(Set exercise)
The data must be returned in full and exactly as given.

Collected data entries
>>>

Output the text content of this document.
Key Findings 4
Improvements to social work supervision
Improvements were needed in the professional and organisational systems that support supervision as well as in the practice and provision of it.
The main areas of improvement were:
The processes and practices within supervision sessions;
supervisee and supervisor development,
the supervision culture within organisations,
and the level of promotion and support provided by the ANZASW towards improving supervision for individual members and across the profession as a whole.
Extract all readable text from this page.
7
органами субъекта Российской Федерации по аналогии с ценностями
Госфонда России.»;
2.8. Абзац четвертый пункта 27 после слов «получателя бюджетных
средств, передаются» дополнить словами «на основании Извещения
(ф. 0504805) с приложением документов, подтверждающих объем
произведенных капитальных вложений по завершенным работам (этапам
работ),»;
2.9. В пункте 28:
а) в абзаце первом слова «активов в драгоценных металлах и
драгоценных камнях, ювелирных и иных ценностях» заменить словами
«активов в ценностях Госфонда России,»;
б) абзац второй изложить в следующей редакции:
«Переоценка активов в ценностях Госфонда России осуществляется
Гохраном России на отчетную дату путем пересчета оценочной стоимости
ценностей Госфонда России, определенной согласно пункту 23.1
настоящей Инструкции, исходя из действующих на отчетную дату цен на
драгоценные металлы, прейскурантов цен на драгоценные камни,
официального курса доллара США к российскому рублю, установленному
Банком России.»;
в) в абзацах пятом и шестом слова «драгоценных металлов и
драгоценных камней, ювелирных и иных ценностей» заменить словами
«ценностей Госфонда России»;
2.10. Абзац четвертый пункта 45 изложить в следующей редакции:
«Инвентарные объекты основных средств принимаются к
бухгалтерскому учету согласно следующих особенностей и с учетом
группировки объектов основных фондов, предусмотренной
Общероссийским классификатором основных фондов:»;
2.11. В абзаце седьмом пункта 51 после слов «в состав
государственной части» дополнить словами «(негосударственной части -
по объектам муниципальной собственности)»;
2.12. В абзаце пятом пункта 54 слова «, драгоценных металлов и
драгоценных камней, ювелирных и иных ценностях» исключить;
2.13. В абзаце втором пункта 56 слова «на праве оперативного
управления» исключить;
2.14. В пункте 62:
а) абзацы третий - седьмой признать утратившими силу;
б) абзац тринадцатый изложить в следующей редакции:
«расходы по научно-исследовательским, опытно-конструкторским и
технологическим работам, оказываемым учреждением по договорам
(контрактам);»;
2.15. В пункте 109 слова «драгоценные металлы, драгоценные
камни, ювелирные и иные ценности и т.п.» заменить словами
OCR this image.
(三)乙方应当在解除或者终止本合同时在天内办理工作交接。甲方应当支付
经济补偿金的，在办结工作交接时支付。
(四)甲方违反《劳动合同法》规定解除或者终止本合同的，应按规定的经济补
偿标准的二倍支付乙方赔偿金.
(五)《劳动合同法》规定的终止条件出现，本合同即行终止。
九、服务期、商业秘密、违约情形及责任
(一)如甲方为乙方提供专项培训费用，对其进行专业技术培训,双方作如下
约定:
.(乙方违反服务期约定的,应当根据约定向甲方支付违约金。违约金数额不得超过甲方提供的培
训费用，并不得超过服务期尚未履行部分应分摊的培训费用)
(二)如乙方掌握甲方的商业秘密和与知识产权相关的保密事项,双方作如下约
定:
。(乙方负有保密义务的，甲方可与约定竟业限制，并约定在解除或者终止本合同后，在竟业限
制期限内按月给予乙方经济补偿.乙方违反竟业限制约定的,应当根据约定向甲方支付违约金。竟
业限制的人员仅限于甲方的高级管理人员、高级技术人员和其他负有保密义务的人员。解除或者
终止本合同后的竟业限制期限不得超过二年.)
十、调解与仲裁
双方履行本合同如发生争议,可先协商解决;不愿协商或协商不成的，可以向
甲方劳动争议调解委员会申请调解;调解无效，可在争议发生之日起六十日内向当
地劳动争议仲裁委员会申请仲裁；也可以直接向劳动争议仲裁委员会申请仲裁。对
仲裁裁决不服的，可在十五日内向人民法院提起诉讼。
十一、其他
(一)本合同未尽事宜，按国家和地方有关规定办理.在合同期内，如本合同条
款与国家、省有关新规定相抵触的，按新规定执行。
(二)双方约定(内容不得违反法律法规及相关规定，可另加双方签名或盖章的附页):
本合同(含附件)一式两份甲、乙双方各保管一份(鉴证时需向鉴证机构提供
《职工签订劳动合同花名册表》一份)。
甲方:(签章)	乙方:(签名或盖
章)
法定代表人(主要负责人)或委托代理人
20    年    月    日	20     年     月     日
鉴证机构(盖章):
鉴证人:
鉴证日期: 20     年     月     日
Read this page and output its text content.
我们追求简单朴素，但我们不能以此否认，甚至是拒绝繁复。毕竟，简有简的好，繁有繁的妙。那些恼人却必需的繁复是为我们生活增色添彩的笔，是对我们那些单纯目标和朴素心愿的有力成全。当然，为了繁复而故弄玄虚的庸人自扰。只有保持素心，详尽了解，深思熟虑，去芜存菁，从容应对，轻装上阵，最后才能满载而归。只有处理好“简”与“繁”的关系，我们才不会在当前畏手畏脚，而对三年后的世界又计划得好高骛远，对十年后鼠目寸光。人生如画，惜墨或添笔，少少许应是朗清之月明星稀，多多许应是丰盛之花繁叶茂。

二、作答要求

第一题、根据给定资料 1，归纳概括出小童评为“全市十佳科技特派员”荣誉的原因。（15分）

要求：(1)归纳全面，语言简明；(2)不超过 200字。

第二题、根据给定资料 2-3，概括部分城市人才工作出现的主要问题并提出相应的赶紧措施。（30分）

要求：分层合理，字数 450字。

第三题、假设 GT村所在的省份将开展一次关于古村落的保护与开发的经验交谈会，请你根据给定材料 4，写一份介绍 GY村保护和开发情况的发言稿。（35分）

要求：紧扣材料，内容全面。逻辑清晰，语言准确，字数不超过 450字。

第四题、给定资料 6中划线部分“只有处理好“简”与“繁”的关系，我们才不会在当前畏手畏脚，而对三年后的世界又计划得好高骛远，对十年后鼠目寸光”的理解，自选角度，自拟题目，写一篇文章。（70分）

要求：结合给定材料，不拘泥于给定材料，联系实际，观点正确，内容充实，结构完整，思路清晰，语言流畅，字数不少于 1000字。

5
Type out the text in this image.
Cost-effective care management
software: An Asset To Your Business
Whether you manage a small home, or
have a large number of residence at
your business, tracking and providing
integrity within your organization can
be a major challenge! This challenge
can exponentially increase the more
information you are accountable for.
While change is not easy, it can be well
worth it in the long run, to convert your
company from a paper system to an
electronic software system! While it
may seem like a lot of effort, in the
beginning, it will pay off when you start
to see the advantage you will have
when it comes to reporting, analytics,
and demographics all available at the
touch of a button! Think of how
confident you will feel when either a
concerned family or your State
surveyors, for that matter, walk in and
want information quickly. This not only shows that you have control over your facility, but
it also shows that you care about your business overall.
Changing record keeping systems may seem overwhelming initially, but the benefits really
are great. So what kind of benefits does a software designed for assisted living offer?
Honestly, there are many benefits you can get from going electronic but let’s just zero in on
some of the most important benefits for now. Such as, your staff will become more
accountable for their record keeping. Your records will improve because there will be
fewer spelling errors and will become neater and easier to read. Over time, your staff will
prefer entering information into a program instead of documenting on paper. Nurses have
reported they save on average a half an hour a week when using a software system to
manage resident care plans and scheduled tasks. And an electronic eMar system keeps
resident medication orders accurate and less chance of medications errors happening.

<<<

(Exercise result)
Output the text content of this document.
Key Findings 4
Improvements to social work supervision
Improvements were needed in the professional and organisational systems that support supervision as well as in the practice and provision of it.
The main areas of improvement were:
The processes and practices within supervision sessions;
supervisee and supervisor development,
the supervision culture within organisations,
and the level of promotion and support provided by the ANZASW towards improving supervision for individual members and across the profession as a whole.
Extract all readable text from this page.
7
органами субъекта Российской Федерации по аналогии с ценностями
Госфонда России.»;
2.8. Абзац четвертый пункта 27 после слов «получателя бюджетных
средств, передаются» дополнить словами «на основании Извещения
(ф. 0504805) с приложением документов, подтверждающих объем
произведенных капитальных вложений по завершенным работам (этапам
работ),»;
2.9. В пункте 28:
а) в абзаце первом слова «активов в драгоценных металлах и
драгоценных камнях, ювелирных и иных ценностях» заменить словами
«активов в ценностях Госфонда России,»;
б) абзац второй изложить в следующей редакции:
«Переоценка активов в ценностях Госфонда России осуществляется
Гохраном России на отчетную дату путем пересчета оценочной стоимости
ценностей Госфонда России, определенной согласно пункту 23.1
настоящей Инструкции, исходя из действующих на отчетную дату цен на
драгоценные металлы, прейскурантов цен на драгоценные камни,
официального курса доллара США к российскому рублю, установленному
Банком России.»;
в) в абзацах пятом и шестом слова «драгоценных металлов и
драгоценных камней, ювелирных и иных ценностей» заменить словами
«ценностей Госфонда России»;
2.10. Абзац четвертый пункта 45 изложить в следующей редакции:
«Инвентарные объекты основных средств принимаются к
бухгалтерскому учету согласно следующих особенностей и с учетом
группировки объектов основных фондов, предусмотренной
Общероссийским классификатором основных фондов:»;
2.11. В абзаце седьмом пункта 51 после слов «в состав
государственной части» дополнить словами «(негосударственной части -
по объектам муниципальной собственности)»;
2.12. В абзаце пятом пункта 54 слова «, драгоценных металлов и
драгоценных камней, ювелирных и иных ценностях» исключить;
2.13. В абзаце втором пункта 56 слова «на праве оперативного
управления» исключить;
2.14. В пункте 62:
а) абзацы третий - седьмой признать утратившими силу;
б) абзац тринадцатый изложить в следующей редакции:
«расходы по научно-исследовательским, опытно-конструкторским и
технологическим работам, оказываемым учреждением по договорам
(контрактам);»;
2.15. В пункте 109 слова «драгоценные металлы, драгоценные
камни, ювелирные и иные ценности и т.п.» заменить словами
OCR this image.
(三)乙方应当在解除或者终止本合同时在天内办理工作交接。甲方应当支付
经济补偿金的，在办结工作交接时支付。
(四)甲方违反《劳动合同法》规定解除或者终止本合同的，应按规定的经济补
偿标准的二倍支付乙方赔偿金.
(五)《劳动合同法》规定的终止条件出现，本合同即行终止。
九、服务期、商业秘密、违约情形及责任
(一)如甲方为乙方提供专项培训费用，对其进行专业技术培训,双方作如下
约定:
.(乙方违反服务期约定的,应当根据约定向甲方支付违约金。违约金数额不得超过甲方提供的培
训费用，并不得超过服务期尚未履行部分应分摊的培训费用)
(二)如乙方掌握甲方的商业秘密和与知识产权相关的保密事项,双方作如下约
定:
。(乙方负有保密义务的，甲方可与约定竟业限制，并约定在解除或者终止本合同后，在竟业限
制期限内按月给予乙方经济补偿.乙方违反竟业限制约定的,应当根据约定向甲方支付违约金。竟
业限制的人员仅限于甲方的高级管理人员、高级技术人员和其他负有保密义务的人员。解除或者
终止本合同后的竟业限制期限不得超过二年.)
十、调解与仲裁
双方履行本合同如发生争议,可先协商解决;不愿协商或协商不成的，可以向
甲方劳动争议调解委员会申请调解;调解无效，可在争议发生之日起六十日内向当
地劳动争议仲裁委员会申请仲裁；也可以直接向劳动争议仲裁委员会申请仲裁。对
仲裁裁决不服的，可在十五日内向人民法院提起诉讼。
十一、其他
(一)本合同未尽事宜，按国家和地方有关规定办理.在合同期内，如本合同条
款与国家、省有关新规定相抵触的，按新规定执行。
(二)双方约定(内容不得违反法律法规及相关规定，可另加双方签名或盖章的附页):
本合同(含附件)一式两份甲、乙双方各保管一份(鉴证时需向鉴证机构提供
《职工签订劳动合同花名册表》一份)。
甲方:(签章)	乙方:(签名或盖
章)
法定代表人(主要负责人)或委托代理人
20    年    月    日	20     年     月     日
鉴证机构(盖章):
鉴证人:
鉴证日期: 20     年     月     日
Read this page and output its text content.
我们追求简单朴素，但我们不能以此否认，甚至是拒绝繁复。毕竟，简有简的好，繁有繁的妙。那些恼人却必需的繁复是为我们生活增色添彩的笔，是对我们那些单纯目标和朴素心愿的有力成全。当然，为了繁复而故弄玄虚的庸人自扰。只有保持素心，详尽了解，深思熟虑，去芜存菁，从容应对，轻装上阵，最后才能满载而归。只有处理好“简”与“繁”的关系，我们才不会在当前畏手畏脚，而对三年后的世界又计划得好高骛远，对十年后鼠目寸光。人生如画，惜墨或添笔，少少许应是朗清之月明星稀，多多许应是丰盛之花繁叶茂。

二、作答要求

第一题、根据给定资料 1，归纳概括出小童评为“全市十佳科技特派员”荣誉的原因。（15分）

要求：(1)归纳全面，语言简明；(2)不超过 200字。

第二题、根据给定资料 2-3，概括部分城市人才工作出现的主要问题并提出相应的赶紧措施。（30分）

要求：分层合理，字数 450字。

第三题、假设 GT村所在的省份将开展一次关于古村落的保护与开发的经验交谈会，请你根据给定材料 4，写一份介绍 GY村保护和开发情况的发言稿。（35分）

要求：紧扣材料，内容全面。逻辑清晰，语言准确，字数不超过 450字。

第四题、给定资料 6中划线部分“只有处理好“简”与“繁”的关系，我们才不会在当前畏手畏脚，而对三年后的世界又计划得好高骛远，对十年后鼠目寸光”的理解，自选角度，自拟题目，写一篇文章。（70分）

要求：结合给定材料，不拘泥于给定材料，联系实际，观点正确，内容充实，结构完整，思路清晰，语言流畅，字数不少于 1000字。

5
Type out the text in this image.
Cost-effective care management
software: An Asset To Your Business
Whether you manage a small home, or
have a large number of residence at
your business, tracking and providing
integrity within your organization can
be a major challenge! This challenge
can exponentially increase the more
information you are accountable for.
While change is not easy, it can be well
worth it in the long run, to convert your
company from a paper system to an
electronic software system! While it
may seem like a lot of effort, in the
beginning, it will pay off when you start
to see the advantage you will have
when it comes to reporting, analytics,
and demographics all available at the
touch of a button! Think of how
confident you will feel when either a
concerned family or your State
surveyors, for that matter, walk in and
want information quickly. This not only shows that you have control over your facility, but
it also shows that you care about your business overall.
Changing record keeping systems may seem overwhelming initially, but the benefits really
are great. So what kind of benefits does a software designed for assisted living offer?
Honestly, there are many benefits you can get from going electronic but let’s just zero in on
some of the most important benefits for now. Such as, your staff will become more
accountable for their record keeping. Your records will improve because there will be
fewer spelling errors and will become neater and easier to read. Over time, your staff will
prefer entering information into a program instead of documenting on paper. Nurses have
reported they save on average a half an hour a week when using a software system to
manage resident care plans and scheduled tasks. And an electronic eMar system keeps
resident medication orders accurate and less chance of medications errors happening.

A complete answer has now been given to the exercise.